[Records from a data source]
↓↓↓

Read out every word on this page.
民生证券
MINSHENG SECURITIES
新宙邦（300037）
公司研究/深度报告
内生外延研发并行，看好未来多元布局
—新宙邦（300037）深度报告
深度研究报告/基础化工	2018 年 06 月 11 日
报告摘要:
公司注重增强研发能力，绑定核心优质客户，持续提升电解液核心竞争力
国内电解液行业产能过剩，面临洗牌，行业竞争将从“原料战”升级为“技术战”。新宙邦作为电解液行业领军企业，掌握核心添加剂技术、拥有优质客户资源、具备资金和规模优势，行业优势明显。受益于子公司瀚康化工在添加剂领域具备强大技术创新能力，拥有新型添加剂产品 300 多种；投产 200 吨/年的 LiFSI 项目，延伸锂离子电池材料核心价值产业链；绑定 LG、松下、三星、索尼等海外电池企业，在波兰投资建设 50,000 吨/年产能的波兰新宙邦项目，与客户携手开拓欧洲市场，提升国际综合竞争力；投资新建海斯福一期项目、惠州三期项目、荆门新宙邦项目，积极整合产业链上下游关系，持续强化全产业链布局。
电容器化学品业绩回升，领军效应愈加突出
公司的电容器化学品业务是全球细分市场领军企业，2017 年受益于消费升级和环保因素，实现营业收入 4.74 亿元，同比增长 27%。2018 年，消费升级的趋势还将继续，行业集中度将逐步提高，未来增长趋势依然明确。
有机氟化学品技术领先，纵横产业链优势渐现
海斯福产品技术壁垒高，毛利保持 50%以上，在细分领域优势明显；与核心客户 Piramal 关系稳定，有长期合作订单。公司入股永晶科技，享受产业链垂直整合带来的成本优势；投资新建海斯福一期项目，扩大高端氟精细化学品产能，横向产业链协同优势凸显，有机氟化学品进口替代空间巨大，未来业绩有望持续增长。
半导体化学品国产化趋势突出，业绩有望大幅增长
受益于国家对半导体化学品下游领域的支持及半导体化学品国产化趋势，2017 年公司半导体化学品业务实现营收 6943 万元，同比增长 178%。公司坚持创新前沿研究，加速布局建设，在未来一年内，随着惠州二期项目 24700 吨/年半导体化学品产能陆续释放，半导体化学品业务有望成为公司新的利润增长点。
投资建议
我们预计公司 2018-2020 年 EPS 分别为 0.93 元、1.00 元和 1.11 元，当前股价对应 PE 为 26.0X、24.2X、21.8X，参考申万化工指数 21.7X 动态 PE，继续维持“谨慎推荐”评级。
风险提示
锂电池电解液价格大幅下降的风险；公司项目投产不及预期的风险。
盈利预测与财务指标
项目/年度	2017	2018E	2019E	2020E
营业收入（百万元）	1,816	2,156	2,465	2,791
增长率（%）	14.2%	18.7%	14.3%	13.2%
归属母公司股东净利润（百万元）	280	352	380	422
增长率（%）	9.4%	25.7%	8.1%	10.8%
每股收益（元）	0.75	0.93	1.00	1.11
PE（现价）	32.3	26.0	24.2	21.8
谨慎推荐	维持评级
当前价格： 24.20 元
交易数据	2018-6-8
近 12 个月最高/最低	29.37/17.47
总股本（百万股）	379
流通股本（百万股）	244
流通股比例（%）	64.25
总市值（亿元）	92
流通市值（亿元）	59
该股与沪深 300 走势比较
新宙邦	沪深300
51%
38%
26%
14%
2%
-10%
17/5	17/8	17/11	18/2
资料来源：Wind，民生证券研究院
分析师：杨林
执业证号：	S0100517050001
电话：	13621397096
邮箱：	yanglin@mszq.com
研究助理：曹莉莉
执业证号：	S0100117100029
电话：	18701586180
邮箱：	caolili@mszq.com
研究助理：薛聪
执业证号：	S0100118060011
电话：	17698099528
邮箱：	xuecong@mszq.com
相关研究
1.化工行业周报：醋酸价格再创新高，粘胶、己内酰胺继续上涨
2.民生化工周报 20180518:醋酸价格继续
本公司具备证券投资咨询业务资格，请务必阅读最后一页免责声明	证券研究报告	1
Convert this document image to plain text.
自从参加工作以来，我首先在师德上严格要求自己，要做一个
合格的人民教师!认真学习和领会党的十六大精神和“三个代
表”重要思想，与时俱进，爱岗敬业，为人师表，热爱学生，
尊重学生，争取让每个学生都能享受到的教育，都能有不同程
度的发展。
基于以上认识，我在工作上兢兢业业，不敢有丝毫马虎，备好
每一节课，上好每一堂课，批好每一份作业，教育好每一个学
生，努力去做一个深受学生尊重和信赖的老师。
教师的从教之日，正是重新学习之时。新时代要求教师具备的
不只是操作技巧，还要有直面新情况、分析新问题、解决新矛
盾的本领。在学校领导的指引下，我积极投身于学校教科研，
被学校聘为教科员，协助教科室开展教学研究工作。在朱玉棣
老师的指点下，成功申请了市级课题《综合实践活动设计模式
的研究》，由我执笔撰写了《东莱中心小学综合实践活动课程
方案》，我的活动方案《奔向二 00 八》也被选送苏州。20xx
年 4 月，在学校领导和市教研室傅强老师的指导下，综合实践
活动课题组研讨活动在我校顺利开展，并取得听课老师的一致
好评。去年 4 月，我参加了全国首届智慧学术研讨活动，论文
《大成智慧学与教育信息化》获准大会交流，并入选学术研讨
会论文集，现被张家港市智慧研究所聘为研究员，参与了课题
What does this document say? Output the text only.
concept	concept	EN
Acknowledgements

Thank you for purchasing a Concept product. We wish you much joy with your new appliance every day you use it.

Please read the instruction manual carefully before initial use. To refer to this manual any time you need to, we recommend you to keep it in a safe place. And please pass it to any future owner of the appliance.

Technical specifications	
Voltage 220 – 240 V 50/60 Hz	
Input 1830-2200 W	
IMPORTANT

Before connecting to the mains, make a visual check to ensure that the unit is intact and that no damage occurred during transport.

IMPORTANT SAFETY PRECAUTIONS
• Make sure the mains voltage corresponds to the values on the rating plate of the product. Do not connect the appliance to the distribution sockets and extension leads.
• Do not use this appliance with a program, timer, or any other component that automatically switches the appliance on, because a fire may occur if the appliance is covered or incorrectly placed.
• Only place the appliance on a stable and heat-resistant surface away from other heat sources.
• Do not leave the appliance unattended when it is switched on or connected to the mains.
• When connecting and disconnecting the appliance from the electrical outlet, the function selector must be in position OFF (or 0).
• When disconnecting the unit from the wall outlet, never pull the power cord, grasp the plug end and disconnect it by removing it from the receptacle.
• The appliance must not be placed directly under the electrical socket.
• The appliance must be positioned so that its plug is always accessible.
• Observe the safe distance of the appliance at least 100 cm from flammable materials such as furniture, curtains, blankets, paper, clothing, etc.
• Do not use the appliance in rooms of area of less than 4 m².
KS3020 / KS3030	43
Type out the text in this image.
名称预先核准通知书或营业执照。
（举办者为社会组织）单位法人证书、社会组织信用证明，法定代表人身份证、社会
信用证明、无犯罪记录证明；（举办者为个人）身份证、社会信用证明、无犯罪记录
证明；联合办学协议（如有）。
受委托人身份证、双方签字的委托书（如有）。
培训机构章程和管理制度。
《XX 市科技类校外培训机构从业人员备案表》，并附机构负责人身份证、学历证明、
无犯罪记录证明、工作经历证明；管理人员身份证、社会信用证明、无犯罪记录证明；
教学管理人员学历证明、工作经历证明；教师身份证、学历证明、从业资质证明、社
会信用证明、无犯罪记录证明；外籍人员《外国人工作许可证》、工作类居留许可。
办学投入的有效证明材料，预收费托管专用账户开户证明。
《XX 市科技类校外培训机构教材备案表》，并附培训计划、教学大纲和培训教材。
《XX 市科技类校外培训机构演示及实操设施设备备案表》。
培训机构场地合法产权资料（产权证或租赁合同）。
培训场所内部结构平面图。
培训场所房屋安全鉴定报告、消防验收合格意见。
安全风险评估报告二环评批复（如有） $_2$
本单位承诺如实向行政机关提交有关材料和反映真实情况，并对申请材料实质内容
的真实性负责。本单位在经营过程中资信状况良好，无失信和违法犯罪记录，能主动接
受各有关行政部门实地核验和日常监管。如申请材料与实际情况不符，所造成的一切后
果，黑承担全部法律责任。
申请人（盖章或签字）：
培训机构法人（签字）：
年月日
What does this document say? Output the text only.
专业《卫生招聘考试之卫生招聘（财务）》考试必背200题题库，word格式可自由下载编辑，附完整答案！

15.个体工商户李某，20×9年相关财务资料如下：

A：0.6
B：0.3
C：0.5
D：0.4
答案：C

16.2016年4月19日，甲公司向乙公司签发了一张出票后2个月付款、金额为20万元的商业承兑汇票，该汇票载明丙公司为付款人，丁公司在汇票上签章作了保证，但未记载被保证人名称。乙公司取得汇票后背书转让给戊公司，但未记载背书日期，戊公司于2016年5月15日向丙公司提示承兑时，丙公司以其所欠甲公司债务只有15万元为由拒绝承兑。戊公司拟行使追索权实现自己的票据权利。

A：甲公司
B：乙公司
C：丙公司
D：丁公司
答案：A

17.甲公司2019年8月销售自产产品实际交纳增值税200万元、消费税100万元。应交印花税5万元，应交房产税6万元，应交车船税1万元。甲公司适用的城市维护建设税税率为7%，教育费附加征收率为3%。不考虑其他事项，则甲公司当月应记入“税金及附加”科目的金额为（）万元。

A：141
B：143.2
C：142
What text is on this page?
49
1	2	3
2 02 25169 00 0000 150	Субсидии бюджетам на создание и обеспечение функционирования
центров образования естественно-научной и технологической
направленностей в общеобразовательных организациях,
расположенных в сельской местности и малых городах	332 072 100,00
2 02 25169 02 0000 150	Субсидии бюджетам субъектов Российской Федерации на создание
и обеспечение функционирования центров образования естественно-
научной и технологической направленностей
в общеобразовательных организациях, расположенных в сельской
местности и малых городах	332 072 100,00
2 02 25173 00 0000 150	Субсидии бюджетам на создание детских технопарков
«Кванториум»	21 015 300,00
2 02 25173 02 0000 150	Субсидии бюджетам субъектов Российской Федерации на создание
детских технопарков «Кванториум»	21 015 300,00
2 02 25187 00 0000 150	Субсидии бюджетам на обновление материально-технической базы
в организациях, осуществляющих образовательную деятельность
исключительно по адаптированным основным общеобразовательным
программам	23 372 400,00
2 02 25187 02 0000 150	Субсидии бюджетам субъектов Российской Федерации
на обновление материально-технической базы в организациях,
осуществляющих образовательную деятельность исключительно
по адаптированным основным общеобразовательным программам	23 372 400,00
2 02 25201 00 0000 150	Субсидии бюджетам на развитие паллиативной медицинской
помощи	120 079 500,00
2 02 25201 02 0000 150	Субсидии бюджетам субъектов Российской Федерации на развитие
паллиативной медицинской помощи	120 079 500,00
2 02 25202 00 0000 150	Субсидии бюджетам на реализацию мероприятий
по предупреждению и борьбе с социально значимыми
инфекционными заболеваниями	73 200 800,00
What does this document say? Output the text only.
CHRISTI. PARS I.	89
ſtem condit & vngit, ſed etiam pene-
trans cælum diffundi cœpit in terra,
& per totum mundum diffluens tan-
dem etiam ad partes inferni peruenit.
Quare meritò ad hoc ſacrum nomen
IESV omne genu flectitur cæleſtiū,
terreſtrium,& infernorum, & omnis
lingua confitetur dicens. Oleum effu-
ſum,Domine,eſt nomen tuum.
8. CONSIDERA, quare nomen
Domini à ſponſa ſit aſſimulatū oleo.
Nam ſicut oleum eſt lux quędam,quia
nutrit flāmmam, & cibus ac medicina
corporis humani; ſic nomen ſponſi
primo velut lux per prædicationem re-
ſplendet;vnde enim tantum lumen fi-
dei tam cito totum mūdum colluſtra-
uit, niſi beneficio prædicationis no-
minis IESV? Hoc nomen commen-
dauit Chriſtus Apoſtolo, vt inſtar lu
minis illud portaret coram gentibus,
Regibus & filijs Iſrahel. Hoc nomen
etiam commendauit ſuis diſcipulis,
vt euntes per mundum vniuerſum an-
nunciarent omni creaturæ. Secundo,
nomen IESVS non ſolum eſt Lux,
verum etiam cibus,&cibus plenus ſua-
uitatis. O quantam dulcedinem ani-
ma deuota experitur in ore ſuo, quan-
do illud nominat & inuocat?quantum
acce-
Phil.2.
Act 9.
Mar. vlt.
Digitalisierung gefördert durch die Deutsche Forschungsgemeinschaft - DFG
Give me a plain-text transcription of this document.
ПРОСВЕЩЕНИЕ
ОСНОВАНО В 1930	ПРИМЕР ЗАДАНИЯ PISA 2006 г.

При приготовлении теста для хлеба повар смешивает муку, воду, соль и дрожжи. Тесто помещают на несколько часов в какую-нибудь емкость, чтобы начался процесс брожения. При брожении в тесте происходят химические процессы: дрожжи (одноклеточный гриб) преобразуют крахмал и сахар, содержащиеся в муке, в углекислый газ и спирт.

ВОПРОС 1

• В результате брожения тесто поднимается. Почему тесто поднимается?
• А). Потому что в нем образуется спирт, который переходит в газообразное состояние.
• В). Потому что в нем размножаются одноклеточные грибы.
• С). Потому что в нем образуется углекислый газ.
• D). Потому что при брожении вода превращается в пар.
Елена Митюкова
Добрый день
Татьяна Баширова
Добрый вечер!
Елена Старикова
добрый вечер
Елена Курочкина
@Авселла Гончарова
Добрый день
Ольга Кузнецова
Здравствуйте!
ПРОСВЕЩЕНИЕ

↑↑↑

_Task objective_
Repeat only what runs from the line holding "Give me a plain-text" to the end of the data, keeping every line exactly as written, first and last included.

_Final result_
Give me a plain-text transcription of this document.
ПРОСВЕЩЕНИЕ
ОСНОВАНО В 1930	ПРИМЕР ЗАДАНИЯ PISA 2006 г.

При приготовлении теста для хлеба повар смешивает муку, воду, соль и дрожжи. Тесто помещают на несколько часов в какую-нибудь емкость, чтобы начался процесс брожения. При брожении в тесте происходят химические процессы: дрожжи (одноклеточный гриб) преобразуют крахмал и сахар, содержащиеся в муке, в углекислый газ и спирт.

ВОПРОС 1

• В результате брожения тесто поднимается. Почему тесто поднимается?
• А). Потому что в нем образуется спирт, который переходит в газообразное состояние.
• В). Потому что в нем размножаются одноклеточные грибы.
• С). Потому что в нем образуется углекислый газ.
• D). Потому что при брожении вода превращается в пар.
Елена Митюкова
Добрый день
Татьяна Баширова
Добрый вечер!
Елена Старикова
добрый вечер
Елена Курочкина
@Авселла Гончарова
Добрый день
Ольга Кузнецова
Здравствуйте!
ПРОСВЕЩЕНИЕ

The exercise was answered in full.